§ SHORT TASK A: Which villages does the Auroville text name as part of what Aurovillians call the "bioregion"?

§ EXTRACT:
────────

Alfassa anointed Auroville, which is today home to around 3,300 residents , as “the city the Earth needs.” Travel there today, and you can’t miss the signboards emblazoned with the phrase. But Auroville’s growth from the founder to a few thousand was not an isolated phenomenon.
After Indian independence from British rule, a young nation-state tried to find its way on the world stage. Diplomatic ties with former colonizers seemed beneficial—and Auroville benefitted too. In the new world order the European Union, the French government, the Ford Foundation, and many private European and American citizens were keen to support this idyllic experiment with their money. Hippie culture was in the air and utopias seemed possible—their mission, even urgent. To build Auroville, Europeans and Americans—mostly white—came to Pondicherry , seduced by what the township and its leaders promised. Something different. Over time they hired Tamil people from the surrounding villages as construction labor. And as Auroville expanded, the township bought up more and more village lands that had previously been devoted to subsistence farming of groundnuts or cashew.
Today these villages—including Kuilapalayam, Moratandi, Edayanchavadi, Kottakarai, and Sanjeevnagar—are called the “bioregion” by Aurovillians. Depending on how you see it, they exist to service Auroville. As one village worker in a big Auroville farm told me, “Without Auroville there is nothing.”
The Politics
Despite—or perhaps inevitably because of—its spiritual-utopian ambitions, Auroville has always been rife with conflict . The infighting has historically involved two groups: those aligned with ecological restoration and gradual progress, and those frustrated with the slowness of the promised city that has digressed into what critics disparagingly call an “eco-village.” Interwoven with forests, regenerated by Aurovillians over decades, it is certainly a departure from life in other cities—strangled by traffic, construction, and pollution.
A threefold-structure guides Auroville— the Governing Board (appointed by the Government of India), an International Advisory Council (advisory members), and the Residents Assembly (of Aurovillians). All assets are vested in a legal body, the Auroville Foundation, headed by the Secretary. Since July 2021, this office has been held by a polarizing figure, Jayanti Ravi. Her term has been marked b y an unprecedented schism between residents, 22 court cases brought by a section of residents against the Foundation, and rescinding of visas to several dissenting long-time Aurovillians who are foreign nationals—most shockingly of Satprem Maini who founded the Earth Institute—with all of this playing out in public. The central contention has been over the construction of a road: should it adhere strictly to a decades-old masterplan? Or should the plan be updated to avoid cutting forests that have taken decades to grow? Now, there are two parallel sets of bodies that operate. Two Working Committees. Two Auroville Councils. One with the approval of the Foundation and the Secretary—and the other selected by the Residents Assembly.
Undeniably, over the last two years, various established groups selected largely through voting by residents like the Funds and Assets Management Committee (FAMC), Farm Group, and Media Outreach have been renamed “Services” in favor of the Foundation, and their staff replaced. Aurovillians on the side of the Foundation (those who favor strict adherence to the Galaxy Plan) were cagey about autonomy allegedly being taken away from the Residents Assembly (those who want a gradual approach prioritizing ecorestoration). In January new modifications to admission for Auroville seemed to confer greater powers to the Secretary, and mandate stricter scrutiny of residents. Similar regulations were gazetted for selection of the Working Committee , selected until now by the Residents Assembly per the Auroville Foundation Act. For this article I spoke with over 60 residents and workers in Auroville with differing views on this conflict.

────────

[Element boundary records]
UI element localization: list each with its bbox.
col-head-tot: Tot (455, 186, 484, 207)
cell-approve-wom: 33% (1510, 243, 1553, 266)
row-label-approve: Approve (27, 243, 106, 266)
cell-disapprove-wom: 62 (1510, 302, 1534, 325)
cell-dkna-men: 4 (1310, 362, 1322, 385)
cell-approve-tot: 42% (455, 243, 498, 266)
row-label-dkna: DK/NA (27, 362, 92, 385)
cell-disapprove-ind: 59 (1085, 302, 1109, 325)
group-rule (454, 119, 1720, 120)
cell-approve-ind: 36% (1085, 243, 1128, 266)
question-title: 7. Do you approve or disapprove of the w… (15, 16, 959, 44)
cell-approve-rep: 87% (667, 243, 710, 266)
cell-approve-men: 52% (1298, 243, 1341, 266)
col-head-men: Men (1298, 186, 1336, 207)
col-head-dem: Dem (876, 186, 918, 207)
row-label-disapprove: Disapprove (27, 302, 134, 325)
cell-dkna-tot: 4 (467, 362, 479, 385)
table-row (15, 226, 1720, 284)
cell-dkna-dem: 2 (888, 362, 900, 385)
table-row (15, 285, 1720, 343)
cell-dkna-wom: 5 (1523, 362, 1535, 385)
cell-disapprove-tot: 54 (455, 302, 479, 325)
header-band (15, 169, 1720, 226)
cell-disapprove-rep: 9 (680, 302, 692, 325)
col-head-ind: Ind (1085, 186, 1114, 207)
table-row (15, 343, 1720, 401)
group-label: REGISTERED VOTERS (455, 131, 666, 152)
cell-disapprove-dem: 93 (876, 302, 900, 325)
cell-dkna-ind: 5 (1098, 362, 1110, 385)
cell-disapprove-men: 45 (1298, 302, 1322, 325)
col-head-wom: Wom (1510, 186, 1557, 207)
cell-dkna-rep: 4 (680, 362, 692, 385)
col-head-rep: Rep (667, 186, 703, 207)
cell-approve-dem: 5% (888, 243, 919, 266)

────────

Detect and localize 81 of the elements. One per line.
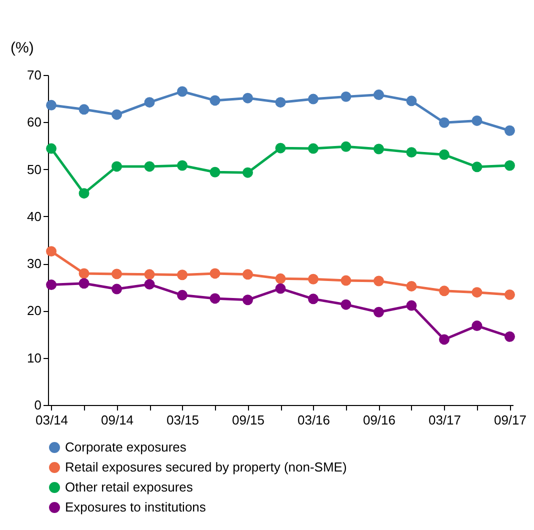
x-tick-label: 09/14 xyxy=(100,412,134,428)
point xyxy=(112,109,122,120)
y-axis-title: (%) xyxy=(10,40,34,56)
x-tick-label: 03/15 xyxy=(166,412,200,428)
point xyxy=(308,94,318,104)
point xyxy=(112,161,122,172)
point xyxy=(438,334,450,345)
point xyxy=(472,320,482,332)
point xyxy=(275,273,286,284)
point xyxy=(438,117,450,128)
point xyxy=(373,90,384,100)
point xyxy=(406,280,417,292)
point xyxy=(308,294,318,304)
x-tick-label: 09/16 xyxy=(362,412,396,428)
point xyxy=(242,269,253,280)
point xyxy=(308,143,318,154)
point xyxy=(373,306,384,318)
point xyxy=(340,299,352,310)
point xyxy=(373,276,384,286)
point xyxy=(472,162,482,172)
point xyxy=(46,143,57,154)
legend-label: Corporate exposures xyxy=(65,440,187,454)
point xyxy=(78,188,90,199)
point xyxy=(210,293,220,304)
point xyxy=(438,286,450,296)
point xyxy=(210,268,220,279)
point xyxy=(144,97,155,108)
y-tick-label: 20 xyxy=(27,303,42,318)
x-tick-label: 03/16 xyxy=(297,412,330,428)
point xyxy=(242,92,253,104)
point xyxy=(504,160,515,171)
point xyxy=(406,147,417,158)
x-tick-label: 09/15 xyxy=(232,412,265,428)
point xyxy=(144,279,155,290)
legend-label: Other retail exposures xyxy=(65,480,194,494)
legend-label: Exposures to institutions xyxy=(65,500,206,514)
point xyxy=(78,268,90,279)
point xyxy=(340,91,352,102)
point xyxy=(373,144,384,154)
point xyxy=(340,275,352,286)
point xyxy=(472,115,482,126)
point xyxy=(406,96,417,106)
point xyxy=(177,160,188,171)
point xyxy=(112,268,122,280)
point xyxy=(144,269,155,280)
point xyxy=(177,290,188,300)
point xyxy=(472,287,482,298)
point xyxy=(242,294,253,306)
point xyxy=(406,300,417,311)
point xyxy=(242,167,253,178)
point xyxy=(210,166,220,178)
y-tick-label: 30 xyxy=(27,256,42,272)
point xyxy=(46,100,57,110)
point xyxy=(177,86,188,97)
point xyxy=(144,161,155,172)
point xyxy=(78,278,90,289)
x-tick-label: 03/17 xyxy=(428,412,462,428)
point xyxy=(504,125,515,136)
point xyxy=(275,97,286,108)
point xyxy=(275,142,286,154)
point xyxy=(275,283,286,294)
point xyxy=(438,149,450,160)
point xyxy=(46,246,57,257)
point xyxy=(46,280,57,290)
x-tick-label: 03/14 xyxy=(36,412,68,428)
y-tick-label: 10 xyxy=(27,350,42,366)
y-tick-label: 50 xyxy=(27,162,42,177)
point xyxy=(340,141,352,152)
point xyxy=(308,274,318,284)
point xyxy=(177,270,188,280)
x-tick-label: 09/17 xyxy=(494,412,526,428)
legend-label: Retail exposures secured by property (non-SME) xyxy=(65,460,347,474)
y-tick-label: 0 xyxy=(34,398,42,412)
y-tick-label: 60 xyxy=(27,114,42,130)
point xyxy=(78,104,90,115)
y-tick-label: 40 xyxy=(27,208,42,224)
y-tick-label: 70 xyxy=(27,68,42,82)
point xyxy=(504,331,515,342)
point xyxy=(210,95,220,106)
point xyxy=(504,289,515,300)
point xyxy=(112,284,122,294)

────────

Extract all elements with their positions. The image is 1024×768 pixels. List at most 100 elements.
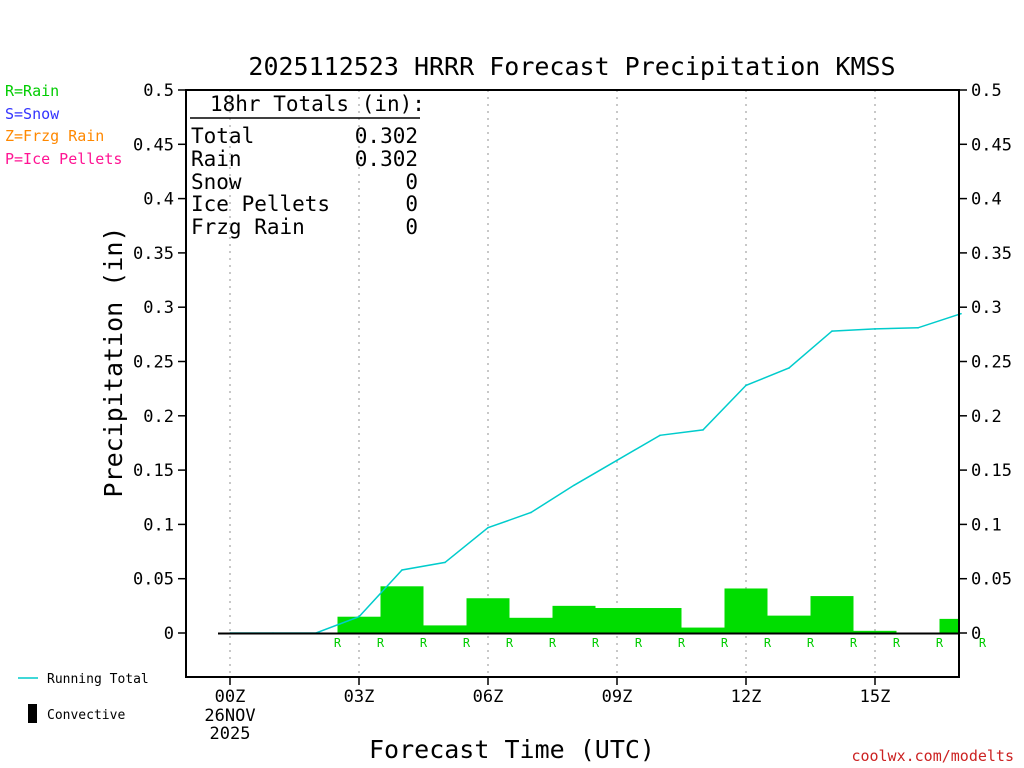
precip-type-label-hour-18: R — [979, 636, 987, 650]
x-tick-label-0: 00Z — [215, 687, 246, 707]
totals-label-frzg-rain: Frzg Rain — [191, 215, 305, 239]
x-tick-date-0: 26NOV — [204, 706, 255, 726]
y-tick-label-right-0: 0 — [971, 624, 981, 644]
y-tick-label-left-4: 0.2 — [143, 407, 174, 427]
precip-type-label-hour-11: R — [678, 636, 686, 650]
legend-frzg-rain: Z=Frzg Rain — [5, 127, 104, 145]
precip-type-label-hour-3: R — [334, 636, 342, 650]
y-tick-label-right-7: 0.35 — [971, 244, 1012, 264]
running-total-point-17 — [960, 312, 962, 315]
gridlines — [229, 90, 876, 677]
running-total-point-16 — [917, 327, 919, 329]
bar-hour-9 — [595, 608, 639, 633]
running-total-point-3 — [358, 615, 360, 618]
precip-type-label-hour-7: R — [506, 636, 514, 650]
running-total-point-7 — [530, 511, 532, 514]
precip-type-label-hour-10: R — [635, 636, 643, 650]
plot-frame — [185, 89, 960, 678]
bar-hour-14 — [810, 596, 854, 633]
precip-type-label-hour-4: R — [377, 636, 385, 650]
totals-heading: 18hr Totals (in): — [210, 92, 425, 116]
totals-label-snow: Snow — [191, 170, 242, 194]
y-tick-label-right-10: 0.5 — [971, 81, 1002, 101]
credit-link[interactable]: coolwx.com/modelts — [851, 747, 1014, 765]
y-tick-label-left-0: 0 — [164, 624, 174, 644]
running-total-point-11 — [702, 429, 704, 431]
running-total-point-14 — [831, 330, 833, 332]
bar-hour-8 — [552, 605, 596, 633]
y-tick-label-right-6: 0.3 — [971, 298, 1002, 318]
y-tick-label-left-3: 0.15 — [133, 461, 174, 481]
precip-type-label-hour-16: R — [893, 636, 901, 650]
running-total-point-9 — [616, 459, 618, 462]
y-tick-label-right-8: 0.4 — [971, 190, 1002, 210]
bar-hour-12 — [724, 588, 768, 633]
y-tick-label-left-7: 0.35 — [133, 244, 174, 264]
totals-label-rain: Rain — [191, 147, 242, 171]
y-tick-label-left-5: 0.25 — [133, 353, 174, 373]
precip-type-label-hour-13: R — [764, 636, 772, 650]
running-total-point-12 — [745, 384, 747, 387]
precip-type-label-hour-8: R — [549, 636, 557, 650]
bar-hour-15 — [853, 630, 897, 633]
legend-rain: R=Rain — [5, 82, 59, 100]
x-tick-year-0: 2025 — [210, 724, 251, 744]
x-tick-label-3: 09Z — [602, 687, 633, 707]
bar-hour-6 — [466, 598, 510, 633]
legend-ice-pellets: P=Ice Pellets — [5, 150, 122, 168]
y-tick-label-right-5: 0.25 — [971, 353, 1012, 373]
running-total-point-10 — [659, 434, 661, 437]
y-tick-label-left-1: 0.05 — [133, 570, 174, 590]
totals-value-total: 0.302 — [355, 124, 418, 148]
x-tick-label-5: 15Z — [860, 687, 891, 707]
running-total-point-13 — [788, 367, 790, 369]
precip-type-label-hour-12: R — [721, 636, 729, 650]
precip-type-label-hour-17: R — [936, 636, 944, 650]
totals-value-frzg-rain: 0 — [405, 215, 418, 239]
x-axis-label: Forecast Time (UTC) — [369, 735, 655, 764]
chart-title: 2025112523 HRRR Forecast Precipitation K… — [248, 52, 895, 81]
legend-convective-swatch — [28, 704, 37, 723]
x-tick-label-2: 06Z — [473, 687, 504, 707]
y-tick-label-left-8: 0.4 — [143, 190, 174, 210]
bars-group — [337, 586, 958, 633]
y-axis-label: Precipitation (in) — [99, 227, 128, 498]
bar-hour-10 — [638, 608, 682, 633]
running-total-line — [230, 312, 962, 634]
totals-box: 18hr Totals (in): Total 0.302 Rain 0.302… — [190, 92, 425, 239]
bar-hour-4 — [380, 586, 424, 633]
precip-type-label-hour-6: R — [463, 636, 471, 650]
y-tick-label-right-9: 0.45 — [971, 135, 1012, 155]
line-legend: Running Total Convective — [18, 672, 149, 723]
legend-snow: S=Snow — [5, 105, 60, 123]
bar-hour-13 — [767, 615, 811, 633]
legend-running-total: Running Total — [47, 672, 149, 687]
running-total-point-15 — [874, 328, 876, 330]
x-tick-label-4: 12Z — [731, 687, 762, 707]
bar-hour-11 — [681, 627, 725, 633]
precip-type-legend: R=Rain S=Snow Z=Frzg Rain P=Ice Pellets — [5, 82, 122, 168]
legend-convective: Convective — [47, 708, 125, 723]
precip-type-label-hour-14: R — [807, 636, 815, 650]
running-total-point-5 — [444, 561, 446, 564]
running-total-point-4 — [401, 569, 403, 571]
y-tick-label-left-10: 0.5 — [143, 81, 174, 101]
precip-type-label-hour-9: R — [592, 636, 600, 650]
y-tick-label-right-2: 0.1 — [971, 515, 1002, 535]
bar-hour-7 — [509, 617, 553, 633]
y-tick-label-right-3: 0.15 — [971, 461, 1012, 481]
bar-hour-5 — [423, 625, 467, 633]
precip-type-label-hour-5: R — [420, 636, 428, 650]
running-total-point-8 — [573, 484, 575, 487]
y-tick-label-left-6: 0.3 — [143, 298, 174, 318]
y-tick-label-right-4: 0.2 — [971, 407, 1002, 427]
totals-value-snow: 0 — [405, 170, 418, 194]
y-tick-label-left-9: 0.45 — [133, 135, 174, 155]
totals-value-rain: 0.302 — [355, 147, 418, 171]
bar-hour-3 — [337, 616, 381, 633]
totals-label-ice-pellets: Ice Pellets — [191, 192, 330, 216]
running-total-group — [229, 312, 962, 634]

────────

§ SHORT TASK B: Could you repeat everything in the listing from the line containing "x-tick-label: 09/14 xyxy=(100,412,134,428)" down to the line containing "point xyxy=(438,117,450,128)", with both of those lines included?

§ RESPONSE A: Kuilapalayam, Moratandi, Edayanchavadi, Kottakarai, and Sanjeevnagar

§ RESPONSE B:
x-tick-label: 09/14 xyxy=(100,412,134,428)
point xyxy=(112,109,122,120)
y-axis-title: (%) xyxy=(10,40,34,56)
x-tick-label: 03/15 xyxy=(166,412,200,428)
point xyxy=(308,94,318,104)
point xyxy=(112,161,122,172)
point xyxy=(438,334,450,345)
point xyxy=(472,320,482,332)
point xyxy=(275,273,286,284)
point xyxy=(438,117,450,128)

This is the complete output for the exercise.